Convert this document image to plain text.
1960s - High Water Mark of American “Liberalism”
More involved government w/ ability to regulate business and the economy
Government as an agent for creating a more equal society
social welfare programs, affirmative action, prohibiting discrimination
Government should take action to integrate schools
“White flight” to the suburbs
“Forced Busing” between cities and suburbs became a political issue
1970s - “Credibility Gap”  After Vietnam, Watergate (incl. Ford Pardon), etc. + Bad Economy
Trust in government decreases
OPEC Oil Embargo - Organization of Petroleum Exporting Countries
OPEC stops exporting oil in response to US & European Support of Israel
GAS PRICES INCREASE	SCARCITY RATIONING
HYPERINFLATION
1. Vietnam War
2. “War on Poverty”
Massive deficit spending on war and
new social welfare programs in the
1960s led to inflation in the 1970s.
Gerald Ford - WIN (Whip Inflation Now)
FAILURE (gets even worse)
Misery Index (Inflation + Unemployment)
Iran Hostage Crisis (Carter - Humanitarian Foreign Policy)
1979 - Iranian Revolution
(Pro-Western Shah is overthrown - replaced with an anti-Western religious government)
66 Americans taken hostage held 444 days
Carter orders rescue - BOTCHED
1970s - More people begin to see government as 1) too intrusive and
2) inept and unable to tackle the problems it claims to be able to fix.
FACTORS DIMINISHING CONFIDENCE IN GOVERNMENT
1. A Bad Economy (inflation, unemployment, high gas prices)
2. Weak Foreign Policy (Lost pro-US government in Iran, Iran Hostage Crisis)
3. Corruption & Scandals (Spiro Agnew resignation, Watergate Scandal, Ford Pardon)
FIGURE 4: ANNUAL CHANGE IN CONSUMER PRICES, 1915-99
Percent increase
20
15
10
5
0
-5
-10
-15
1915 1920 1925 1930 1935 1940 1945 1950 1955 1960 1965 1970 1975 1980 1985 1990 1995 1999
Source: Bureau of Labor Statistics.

| Aim of the task |
Set down all of the entries exactly, please.

| The solution |
Convert this document image to plain text.
1960s - High Water Mark of American “Liberalism”
More involved government w/ ability to regulate business and the economy
Government as an agent for creating a more equal society
social welfare programs, affirmative action, prohibiting discrimination
Government should take action to integrate schools
“White flight” to the suburbs
“Forced Busing” between cities and suburbs became a political issue
1970s - “Credibility Gap”  After Vietnam, Watergate (incl. Ford Pardon), etc. + Bad Economy
Trust in government decreases
OPEC Oil Embargo - Organization of Petroleum Exporting Countries
OPEC stops exporting oil in response to US & European Support of Israel
GAS PRICES INCREASE	SCARCITY RATIONING
HYPERINFLATION
1. Vietnam War
2. “War on Poverty”
Massive deficit spending on war and
new social welfare programs in the
1960s led to inflation in the 1970s.
Gerald Ford - WIN (Whip Inflation Now)
FAILURE (gets even worse)
Misery Index (Inflation + Unemployment)
Iran Hostage Crisis (Carter - Humanitarian Foreign Policy)
1979 - Iranian Revolution
(Pro-Western Shah is overthrown - replaced with an anti-Western religious government)
66 Americans taken hostage held 444 days
Carter orders rescue - BOTCHED
1970s - More people begin to see government as 1) too intrusive and
2) inept and unable to tackle the problems it claims to be able to fix.
FACTORS DIMINISHING CONFIDENCE IN GOVERNMENT
1. A Bad Economy (inflation, unemployment, high gas prices)
2. Weak Foreign Policy (Lost pro-US government in Iran, Iran Hostage Crisis)
3. Corruption & Scandals (Spiro Agnew resignation, Watergate Scandal, Ford Pardon)
FIGURE 4: ANNUAL CHANGE IN CONSUMER PRICES, 1915-99
Percent increase
20
15
10
5
0
-5
-10
-15
1915 1920 1925 1930 1935 1940 1945 1950 1955 1960 1965 1970 1975 1980 1985 1990 1995 1999
Source: Bureau of Labor Statistics.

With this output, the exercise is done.